■ DATASET EXCERPTS:
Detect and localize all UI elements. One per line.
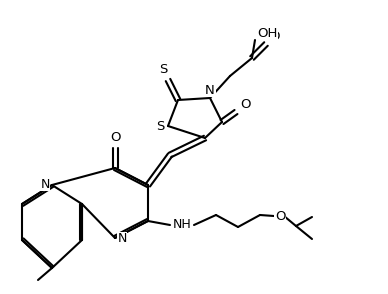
Text: O: O [270,29,280,43]
Text: O: O [275,210,285,223]
Text: N: N [205,83,215,96]
Text: O: O [240,98,250,111]
Text: OH: OH [257,26,277,39]
Text: O: O [110,131,120,143]
Text: S: S [159,63,167,76]
Text: N: N [117,233,127,245]
Text: S: S [156,119,164,133]
Text: N: N [40,178,50,191]
Text: NH: NH [173,218,191,231]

■ EXERCISE AIM: Rewrite the listing above with every "Text" changed to "Label" and nothing else altered, and leave out the pictures.

■ SOLUTION:
Detect and localize all UI elements. One per line.
Label: O: O [270,29,280,43]
Label: O: O [275,210,285,223]
Label: N: N [205,83,215,96]
Label: O: O [240,98,250,111]
Label: OH: OH [257,26,277,39]
Label: O: O [110,131,120,143]
Label: S: S [159,63,167,76]
Label: N: N [117,233,127,245]
Label: S: S [156,119,164,133]
Label: N: N [40,178,50,191]
Label: NH: NH [173,218,191,231]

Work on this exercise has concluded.